[Structured figure records]
========================

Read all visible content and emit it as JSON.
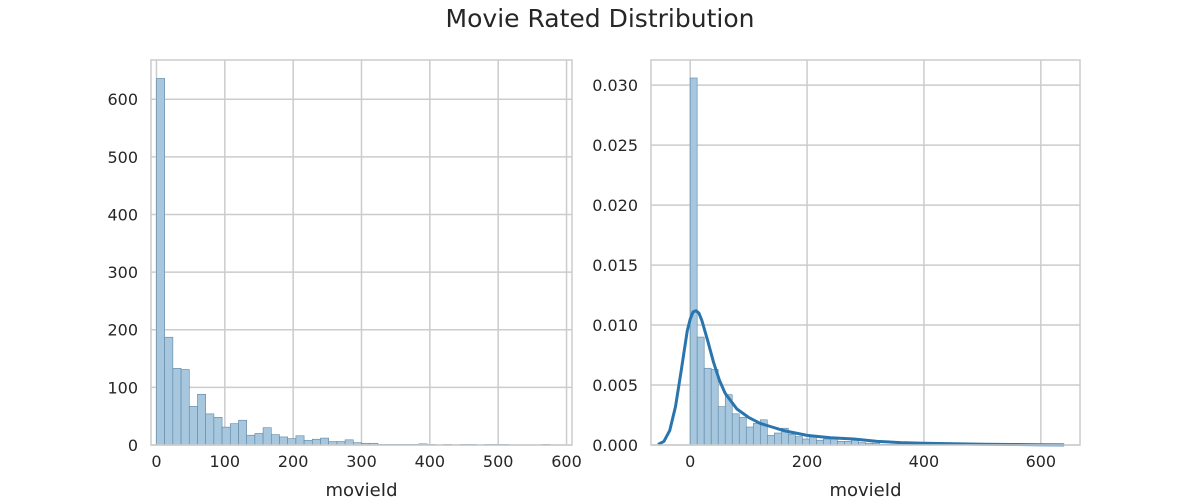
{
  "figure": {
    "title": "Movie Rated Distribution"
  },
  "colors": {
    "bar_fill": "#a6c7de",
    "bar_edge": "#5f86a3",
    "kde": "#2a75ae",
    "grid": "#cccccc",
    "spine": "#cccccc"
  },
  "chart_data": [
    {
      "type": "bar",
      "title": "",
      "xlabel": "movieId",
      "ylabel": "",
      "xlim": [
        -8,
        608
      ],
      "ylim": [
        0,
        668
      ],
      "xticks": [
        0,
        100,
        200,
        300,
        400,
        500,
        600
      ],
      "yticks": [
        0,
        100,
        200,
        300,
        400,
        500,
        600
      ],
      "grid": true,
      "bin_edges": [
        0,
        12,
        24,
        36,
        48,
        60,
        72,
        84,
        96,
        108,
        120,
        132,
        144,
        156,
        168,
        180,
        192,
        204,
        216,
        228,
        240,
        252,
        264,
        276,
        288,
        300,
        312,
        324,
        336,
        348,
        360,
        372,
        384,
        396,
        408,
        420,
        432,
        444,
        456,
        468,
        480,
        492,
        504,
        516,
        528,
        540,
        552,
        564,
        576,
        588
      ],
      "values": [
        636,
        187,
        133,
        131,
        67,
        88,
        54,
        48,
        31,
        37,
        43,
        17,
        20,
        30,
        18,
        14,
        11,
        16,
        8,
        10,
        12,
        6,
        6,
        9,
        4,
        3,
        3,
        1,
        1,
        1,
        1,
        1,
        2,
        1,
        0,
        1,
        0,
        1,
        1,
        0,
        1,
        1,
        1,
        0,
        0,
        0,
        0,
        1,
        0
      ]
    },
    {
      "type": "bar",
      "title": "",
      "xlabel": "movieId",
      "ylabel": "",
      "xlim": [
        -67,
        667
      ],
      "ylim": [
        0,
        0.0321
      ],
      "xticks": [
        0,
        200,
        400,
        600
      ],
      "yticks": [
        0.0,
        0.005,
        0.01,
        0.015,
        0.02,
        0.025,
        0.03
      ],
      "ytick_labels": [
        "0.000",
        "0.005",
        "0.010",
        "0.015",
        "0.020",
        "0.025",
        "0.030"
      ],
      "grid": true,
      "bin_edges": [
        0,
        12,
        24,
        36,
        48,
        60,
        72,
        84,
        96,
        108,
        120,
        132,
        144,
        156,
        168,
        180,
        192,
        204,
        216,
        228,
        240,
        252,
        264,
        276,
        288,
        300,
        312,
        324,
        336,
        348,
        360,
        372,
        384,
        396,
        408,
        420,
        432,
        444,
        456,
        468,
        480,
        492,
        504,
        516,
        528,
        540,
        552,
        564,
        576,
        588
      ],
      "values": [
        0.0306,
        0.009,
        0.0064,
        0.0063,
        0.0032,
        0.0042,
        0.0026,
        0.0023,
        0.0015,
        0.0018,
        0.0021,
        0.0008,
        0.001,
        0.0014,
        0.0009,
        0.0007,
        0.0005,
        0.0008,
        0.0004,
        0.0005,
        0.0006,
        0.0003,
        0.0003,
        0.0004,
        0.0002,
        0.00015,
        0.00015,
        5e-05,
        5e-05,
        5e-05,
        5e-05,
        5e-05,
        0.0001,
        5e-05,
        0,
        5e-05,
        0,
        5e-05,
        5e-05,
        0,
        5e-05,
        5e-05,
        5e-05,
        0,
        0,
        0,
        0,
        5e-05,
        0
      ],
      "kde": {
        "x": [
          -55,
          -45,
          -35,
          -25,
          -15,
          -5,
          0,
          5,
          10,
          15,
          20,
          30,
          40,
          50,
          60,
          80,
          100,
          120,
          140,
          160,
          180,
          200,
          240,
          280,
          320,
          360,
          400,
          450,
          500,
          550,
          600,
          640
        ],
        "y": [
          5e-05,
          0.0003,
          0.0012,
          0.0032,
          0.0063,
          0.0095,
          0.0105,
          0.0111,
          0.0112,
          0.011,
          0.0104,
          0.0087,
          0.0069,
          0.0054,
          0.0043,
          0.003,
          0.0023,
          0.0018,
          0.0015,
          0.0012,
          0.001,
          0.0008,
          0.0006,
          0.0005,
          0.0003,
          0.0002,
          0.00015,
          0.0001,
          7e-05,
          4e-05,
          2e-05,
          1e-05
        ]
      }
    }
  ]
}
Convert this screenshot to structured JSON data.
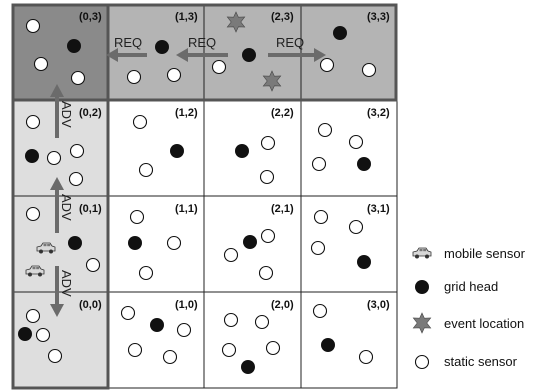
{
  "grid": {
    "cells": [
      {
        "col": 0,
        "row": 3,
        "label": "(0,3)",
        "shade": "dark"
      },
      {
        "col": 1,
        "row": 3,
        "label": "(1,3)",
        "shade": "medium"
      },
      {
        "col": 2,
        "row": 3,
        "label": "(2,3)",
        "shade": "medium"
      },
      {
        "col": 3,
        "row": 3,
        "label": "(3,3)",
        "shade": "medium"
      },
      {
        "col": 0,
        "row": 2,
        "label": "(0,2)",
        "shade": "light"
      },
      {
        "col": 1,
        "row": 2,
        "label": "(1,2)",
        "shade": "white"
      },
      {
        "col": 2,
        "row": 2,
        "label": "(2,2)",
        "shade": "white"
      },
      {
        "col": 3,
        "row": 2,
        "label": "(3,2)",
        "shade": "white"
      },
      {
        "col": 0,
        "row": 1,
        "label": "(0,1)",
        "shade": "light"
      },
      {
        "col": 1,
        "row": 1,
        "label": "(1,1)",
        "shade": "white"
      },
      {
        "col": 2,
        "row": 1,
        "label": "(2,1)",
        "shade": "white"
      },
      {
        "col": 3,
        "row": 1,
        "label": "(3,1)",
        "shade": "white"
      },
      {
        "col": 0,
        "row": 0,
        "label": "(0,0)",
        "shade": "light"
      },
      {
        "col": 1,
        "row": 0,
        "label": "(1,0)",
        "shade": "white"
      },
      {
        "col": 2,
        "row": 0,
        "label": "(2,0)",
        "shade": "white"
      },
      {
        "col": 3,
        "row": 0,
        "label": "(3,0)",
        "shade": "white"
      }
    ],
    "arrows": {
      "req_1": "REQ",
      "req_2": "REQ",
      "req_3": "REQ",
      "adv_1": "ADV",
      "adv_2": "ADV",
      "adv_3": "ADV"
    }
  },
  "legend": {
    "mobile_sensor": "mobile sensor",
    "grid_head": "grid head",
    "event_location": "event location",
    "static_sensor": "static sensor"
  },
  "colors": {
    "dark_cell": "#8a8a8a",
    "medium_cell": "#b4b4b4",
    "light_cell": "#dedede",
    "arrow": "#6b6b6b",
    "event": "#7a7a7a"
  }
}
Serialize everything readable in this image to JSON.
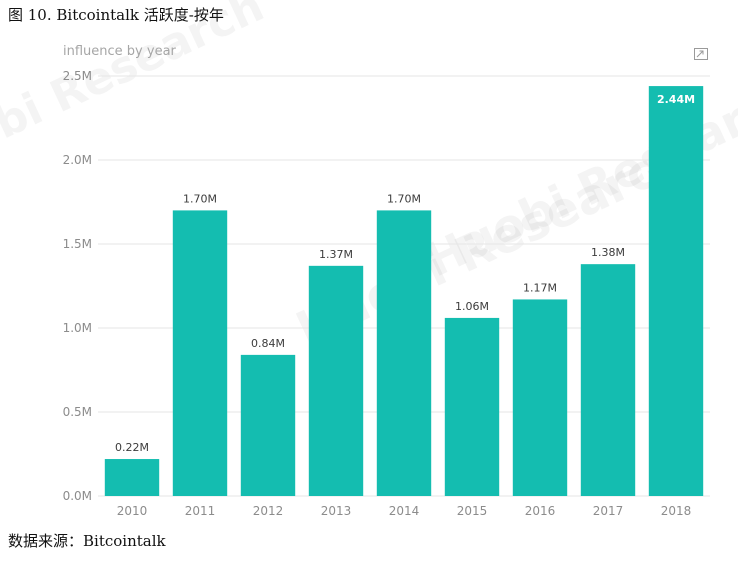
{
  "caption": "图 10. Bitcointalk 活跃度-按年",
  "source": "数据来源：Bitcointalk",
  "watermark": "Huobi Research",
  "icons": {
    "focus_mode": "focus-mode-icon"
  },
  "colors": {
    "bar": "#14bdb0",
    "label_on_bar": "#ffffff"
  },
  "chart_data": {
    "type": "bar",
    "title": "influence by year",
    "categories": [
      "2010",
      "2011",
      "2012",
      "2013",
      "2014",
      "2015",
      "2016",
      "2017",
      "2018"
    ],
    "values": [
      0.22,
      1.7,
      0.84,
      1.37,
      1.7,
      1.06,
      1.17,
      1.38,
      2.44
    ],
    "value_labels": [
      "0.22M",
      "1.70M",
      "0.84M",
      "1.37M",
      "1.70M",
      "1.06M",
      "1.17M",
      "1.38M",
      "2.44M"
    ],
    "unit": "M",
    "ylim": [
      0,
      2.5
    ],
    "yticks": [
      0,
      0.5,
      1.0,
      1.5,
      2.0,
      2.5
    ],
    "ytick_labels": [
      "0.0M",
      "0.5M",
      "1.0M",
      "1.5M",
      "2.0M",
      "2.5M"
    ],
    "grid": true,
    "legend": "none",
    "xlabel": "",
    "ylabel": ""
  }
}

========================

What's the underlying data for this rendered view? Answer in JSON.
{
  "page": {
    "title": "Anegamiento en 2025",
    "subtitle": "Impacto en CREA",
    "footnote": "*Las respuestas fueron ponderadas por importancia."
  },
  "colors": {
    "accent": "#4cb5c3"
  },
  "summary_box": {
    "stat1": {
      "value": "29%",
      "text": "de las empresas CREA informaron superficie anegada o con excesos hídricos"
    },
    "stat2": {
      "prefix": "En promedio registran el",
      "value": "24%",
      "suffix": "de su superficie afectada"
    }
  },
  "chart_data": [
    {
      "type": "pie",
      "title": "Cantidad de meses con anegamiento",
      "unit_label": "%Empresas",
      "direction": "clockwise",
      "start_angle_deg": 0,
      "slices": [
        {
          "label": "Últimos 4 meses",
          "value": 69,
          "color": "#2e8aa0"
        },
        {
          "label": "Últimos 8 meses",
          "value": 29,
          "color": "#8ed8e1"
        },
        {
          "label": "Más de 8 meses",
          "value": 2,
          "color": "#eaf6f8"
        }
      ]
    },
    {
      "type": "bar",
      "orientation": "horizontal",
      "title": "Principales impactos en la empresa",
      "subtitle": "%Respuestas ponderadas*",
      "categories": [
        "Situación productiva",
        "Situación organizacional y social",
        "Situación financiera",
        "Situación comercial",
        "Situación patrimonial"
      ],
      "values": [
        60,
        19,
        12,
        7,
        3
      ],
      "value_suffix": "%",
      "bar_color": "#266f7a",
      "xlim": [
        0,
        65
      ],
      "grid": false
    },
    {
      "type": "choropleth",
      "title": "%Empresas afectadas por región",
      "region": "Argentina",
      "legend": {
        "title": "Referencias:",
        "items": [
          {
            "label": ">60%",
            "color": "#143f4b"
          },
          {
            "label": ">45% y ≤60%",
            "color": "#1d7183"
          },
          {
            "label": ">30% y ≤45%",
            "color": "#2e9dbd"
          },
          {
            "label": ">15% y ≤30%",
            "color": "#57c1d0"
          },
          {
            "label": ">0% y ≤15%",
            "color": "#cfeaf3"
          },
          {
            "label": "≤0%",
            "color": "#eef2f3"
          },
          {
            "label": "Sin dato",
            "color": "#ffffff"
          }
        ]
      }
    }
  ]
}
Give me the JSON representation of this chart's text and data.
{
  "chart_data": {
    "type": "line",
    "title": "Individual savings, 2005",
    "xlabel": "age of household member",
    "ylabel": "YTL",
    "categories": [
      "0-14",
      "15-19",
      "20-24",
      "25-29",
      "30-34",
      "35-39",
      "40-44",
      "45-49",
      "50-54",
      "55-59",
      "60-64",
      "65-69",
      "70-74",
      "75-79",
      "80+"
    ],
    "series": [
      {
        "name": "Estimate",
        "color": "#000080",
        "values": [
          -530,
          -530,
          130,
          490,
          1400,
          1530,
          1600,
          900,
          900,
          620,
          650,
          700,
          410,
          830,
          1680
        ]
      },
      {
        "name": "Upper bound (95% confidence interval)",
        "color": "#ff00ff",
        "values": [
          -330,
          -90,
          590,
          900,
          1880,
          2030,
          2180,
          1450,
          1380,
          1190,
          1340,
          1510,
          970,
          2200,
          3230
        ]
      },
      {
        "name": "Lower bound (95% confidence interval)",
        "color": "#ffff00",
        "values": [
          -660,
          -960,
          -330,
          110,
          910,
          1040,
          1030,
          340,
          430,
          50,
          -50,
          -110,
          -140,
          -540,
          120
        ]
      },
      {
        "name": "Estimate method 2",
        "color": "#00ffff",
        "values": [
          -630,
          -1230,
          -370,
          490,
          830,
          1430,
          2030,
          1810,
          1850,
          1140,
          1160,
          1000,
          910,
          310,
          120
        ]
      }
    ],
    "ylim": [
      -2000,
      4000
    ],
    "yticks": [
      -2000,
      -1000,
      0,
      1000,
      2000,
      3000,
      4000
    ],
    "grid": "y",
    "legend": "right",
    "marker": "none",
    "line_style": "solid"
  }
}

========================

Which lines contain the word "text"? Return each of them.

      "text": "de las empresas CREA informaron superficie anegada o con excesos hídricos"
Give me the JSON representation of this chart's text and data.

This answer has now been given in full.